● Aim of the task: Look through the listing for the word "CHAMERLIN". Copy each line that has it.

= = = =

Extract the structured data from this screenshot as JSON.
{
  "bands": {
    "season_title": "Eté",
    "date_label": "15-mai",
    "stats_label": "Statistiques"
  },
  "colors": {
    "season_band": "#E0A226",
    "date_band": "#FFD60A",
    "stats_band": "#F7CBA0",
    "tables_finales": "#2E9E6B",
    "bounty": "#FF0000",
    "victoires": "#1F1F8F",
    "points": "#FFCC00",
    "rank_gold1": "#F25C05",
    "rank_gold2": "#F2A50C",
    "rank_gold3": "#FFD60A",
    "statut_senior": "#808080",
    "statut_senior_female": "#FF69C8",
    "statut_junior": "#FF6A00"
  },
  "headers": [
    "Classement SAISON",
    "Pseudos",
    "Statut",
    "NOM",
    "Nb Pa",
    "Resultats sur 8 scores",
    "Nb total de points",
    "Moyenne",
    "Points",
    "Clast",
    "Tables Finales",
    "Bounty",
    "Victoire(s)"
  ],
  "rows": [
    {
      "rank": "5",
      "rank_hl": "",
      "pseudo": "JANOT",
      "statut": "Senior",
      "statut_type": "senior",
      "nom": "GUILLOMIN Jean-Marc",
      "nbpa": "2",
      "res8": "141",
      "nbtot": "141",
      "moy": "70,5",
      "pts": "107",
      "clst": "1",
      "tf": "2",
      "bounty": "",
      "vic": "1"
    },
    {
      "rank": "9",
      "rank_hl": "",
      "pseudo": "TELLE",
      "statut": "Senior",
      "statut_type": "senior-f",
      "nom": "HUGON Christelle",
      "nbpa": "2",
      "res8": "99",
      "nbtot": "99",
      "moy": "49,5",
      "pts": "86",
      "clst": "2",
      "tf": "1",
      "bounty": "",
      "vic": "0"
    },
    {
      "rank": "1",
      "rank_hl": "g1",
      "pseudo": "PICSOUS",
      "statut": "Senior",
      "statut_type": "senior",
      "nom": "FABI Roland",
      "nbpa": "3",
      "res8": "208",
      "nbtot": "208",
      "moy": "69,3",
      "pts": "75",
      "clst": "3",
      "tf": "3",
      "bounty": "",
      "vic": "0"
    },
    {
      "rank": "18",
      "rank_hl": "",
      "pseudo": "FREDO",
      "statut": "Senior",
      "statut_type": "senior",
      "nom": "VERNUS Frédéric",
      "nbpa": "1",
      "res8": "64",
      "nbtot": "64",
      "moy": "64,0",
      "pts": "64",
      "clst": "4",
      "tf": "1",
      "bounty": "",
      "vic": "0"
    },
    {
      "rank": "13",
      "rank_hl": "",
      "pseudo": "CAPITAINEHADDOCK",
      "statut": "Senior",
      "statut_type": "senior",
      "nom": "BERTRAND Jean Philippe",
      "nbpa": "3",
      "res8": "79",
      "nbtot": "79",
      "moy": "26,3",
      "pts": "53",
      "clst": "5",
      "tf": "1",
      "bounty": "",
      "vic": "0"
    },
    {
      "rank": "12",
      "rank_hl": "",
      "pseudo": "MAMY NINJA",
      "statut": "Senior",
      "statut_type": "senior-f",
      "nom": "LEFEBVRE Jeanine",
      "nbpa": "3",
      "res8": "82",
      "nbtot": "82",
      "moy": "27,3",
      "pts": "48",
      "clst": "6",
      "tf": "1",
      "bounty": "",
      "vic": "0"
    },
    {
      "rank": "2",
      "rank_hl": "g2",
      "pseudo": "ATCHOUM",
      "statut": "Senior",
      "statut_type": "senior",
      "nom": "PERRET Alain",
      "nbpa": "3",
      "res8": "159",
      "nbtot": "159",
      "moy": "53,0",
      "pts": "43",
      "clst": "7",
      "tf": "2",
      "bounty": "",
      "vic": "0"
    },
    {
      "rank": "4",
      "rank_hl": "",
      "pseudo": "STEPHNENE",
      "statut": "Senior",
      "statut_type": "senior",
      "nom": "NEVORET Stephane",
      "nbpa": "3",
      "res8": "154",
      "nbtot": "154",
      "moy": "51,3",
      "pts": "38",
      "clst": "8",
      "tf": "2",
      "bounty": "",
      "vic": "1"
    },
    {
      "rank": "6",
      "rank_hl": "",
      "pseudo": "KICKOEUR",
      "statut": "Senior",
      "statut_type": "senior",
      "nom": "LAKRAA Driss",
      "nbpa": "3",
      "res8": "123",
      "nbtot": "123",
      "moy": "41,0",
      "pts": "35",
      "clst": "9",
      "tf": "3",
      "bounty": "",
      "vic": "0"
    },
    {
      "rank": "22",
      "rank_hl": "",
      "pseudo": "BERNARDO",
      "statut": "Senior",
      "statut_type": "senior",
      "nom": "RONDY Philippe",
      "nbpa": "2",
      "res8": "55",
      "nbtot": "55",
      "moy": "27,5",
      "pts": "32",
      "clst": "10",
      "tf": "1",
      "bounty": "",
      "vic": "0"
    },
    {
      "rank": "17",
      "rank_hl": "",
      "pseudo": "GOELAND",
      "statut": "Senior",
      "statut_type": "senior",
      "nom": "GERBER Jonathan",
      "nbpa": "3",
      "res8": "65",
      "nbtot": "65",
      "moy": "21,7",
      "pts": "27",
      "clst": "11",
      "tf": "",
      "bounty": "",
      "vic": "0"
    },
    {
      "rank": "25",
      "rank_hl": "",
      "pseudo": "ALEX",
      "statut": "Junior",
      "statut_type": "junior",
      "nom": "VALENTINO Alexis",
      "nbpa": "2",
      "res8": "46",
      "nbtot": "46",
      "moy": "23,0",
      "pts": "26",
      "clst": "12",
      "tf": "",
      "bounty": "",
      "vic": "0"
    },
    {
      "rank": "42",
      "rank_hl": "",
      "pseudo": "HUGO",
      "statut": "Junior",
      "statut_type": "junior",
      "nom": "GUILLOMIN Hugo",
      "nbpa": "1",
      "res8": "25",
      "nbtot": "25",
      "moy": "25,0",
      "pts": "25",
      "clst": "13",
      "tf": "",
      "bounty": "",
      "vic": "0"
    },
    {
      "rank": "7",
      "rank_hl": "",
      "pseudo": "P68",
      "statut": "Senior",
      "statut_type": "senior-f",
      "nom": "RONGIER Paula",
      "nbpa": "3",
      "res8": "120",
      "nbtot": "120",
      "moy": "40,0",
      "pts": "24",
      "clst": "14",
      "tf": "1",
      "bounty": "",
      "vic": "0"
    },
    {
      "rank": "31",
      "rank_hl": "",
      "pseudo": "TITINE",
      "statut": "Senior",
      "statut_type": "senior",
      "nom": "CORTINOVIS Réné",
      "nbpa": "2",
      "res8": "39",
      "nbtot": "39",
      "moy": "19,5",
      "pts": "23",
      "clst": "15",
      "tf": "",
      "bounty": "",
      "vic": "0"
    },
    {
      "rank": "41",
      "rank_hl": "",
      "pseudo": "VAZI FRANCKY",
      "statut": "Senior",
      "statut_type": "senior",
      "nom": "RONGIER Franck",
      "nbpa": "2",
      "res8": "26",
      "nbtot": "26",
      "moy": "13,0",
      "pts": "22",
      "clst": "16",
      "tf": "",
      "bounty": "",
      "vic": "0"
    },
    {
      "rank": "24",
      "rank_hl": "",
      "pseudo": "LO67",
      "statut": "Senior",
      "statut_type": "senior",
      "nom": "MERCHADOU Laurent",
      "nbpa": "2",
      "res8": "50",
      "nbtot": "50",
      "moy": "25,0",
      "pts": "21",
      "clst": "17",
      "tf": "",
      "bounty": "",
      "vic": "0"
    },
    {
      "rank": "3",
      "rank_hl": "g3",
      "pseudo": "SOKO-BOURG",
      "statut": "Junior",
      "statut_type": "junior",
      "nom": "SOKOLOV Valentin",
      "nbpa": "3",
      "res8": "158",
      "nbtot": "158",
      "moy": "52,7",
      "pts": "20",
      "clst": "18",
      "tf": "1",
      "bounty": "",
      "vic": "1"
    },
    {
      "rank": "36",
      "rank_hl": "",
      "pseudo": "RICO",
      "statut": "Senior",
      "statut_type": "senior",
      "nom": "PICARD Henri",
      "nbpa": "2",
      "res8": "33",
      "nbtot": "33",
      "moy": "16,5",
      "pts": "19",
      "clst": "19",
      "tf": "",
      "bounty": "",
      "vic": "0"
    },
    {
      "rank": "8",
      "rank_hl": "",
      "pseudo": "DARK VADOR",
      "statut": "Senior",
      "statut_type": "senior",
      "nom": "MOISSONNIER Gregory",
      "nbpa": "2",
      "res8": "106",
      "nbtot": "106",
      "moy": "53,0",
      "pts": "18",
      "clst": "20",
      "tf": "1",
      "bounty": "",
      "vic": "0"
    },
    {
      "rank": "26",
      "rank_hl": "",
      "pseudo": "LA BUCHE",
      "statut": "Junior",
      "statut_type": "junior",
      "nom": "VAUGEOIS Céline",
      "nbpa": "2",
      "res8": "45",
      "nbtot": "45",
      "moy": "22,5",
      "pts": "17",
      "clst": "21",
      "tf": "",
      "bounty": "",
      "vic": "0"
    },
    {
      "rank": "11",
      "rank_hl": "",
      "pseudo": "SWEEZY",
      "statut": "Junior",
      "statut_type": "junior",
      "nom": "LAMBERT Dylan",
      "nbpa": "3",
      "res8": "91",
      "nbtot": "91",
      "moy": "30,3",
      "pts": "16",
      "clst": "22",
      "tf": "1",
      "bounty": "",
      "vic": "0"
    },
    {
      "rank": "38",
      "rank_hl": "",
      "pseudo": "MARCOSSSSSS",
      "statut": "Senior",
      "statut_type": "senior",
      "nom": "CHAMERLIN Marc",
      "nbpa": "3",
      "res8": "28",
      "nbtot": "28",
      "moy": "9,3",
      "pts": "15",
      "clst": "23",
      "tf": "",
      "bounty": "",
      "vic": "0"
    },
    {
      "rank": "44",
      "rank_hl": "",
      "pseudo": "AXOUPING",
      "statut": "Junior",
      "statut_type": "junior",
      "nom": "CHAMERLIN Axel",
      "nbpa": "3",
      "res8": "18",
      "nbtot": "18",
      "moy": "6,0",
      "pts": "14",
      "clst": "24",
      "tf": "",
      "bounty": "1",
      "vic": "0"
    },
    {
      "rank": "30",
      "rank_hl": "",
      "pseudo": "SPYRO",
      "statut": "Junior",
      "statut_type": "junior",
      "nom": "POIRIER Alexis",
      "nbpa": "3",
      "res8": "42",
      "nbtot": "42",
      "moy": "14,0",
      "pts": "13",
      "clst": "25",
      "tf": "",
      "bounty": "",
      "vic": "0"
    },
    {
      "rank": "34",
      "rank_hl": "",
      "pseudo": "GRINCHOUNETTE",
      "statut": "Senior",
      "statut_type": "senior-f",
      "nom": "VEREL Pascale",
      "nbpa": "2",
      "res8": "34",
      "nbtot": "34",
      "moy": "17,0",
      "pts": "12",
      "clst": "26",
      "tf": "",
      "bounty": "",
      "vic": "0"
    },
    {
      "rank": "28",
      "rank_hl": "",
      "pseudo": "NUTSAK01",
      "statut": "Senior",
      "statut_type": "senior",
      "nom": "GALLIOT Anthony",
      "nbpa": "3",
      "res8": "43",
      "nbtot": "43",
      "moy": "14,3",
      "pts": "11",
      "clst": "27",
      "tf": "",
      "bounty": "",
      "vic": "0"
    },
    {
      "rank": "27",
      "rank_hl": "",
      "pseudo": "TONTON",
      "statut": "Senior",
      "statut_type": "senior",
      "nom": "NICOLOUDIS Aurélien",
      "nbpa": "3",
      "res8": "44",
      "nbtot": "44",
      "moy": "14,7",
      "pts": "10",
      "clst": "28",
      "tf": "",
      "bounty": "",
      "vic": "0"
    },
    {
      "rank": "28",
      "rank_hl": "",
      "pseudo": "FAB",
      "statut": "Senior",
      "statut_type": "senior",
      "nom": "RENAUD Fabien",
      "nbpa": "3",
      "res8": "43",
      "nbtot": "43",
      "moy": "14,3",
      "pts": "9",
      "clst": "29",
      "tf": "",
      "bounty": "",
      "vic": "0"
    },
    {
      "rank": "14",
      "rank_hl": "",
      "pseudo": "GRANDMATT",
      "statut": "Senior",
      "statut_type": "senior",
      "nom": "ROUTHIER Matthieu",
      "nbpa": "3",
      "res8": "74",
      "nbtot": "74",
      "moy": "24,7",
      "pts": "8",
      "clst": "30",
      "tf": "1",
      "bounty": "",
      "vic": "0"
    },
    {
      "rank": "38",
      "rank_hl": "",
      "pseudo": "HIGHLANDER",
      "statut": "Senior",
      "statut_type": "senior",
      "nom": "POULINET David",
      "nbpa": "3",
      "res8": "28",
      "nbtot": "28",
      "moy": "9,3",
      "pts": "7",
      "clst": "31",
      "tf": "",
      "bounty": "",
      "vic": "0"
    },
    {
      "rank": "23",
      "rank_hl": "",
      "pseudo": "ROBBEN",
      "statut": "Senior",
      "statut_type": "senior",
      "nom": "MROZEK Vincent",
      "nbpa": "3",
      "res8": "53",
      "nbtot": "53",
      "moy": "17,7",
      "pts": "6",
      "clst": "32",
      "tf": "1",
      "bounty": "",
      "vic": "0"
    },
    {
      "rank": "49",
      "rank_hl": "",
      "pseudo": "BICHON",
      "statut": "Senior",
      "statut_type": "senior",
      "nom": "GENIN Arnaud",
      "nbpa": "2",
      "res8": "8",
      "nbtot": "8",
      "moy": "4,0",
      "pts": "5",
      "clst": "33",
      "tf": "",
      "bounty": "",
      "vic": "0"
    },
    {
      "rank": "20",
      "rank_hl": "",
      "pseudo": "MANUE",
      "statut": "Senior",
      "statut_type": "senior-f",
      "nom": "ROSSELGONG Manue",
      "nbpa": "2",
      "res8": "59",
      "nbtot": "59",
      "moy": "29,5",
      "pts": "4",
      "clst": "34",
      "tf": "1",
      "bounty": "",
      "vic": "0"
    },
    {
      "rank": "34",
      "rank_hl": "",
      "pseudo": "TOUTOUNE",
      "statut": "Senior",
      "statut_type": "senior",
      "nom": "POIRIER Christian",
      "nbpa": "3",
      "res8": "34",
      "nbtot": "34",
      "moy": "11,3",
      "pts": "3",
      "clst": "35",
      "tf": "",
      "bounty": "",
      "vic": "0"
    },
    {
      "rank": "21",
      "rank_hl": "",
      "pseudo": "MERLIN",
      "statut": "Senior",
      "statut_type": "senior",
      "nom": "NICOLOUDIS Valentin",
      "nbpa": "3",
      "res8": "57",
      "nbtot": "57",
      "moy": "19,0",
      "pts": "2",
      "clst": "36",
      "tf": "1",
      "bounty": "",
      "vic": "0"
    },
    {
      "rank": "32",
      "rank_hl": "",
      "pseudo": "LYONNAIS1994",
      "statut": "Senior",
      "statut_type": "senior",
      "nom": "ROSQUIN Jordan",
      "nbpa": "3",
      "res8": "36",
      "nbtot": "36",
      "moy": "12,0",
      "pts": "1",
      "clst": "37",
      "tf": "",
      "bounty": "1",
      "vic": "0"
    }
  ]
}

= = = =

● Output of the task:
      "nom": "CHAMERLIN Marc",
      "nom": "CHAMERLIN Axel",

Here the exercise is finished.